-------- Records to process

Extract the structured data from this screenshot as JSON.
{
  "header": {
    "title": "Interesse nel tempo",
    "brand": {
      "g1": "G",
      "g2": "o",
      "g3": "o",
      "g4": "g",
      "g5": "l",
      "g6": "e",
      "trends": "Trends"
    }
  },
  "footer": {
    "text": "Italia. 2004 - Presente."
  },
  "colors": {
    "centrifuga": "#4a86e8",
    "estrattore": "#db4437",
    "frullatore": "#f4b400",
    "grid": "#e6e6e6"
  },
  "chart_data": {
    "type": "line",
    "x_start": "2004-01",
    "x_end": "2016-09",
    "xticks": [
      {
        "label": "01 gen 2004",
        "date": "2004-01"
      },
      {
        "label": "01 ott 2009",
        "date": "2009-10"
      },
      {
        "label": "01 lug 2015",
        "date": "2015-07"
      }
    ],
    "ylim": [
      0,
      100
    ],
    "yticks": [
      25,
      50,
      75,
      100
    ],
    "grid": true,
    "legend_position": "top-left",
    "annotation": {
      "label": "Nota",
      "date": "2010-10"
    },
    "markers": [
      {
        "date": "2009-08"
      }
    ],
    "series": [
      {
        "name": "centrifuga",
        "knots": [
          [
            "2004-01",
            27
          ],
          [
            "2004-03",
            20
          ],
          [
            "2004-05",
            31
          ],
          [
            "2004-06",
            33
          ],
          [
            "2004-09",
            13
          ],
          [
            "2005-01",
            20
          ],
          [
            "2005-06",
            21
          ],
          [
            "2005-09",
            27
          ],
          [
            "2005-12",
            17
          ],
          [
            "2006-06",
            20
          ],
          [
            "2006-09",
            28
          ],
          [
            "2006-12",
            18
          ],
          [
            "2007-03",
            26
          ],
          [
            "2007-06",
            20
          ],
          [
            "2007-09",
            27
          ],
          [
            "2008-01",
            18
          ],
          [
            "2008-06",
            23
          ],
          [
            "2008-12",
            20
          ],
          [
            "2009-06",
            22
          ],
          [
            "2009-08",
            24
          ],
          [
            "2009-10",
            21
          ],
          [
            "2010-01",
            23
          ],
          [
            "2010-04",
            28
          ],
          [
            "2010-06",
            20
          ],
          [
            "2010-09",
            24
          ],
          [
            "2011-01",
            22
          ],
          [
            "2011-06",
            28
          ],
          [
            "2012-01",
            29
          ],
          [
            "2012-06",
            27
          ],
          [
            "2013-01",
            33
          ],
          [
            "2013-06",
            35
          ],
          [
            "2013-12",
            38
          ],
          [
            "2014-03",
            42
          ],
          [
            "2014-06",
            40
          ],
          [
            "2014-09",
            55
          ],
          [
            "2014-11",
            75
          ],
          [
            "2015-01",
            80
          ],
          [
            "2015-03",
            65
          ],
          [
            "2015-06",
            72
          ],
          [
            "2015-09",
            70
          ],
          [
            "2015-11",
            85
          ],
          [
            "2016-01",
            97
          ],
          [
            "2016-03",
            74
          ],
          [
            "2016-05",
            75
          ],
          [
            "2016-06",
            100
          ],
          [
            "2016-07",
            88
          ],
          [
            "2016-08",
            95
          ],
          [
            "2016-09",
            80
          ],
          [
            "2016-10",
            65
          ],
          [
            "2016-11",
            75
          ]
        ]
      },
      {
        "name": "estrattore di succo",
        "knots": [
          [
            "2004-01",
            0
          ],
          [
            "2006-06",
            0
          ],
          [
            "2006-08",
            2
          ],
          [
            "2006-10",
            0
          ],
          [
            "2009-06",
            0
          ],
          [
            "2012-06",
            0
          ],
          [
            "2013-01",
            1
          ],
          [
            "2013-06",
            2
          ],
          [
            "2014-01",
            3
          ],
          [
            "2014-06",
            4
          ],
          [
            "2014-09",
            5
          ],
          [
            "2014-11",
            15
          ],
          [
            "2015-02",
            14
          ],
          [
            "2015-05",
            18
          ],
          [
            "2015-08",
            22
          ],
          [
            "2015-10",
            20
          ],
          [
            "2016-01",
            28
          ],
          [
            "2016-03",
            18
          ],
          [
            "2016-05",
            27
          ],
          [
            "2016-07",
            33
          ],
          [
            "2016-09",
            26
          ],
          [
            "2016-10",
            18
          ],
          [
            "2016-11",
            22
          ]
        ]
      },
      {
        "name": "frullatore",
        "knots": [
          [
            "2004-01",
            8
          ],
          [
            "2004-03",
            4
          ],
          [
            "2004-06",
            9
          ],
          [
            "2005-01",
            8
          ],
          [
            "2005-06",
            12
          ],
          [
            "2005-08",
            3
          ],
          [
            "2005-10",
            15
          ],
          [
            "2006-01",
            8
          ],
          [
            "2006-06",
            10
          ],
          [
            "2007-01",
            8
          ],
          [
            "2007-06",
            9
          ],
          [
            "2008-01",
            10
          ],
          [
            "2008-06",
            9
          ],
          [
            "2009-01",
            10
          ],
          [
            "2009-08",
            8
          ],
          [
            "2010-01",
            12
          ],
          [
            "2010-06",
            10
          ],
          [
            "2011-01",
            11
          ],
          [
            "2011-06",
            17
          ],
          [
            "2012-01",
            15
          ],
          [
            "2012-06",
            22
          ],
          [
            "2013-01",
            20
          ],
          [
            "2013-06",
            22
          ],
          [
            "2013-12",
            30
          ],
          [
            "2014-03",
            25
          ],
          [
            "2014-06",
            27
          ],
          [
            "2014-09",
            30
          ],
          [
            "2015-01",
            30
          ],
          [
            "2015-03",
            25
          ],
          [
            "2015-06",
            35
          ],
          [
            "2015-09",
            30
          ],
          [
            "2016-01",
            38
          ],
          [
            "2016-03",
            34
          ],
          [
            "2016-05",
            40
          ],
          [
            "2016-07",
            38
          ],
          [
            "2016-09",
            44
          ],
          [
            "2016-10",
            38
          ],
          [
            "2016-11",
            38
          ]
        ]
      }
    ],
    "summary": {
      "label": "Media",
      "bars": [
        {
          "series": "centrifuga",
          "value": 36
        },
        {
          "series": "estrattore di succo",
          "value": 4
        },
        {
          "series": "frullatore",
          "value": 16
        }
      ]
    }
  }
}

----------------

_Requirements_: Point out every line holding the string "series" and copy it.

_Reply to the task_:
    "series": [
          "series": "centrifuga",
          "series": "estrattore di succo",
          "series": "frullatore",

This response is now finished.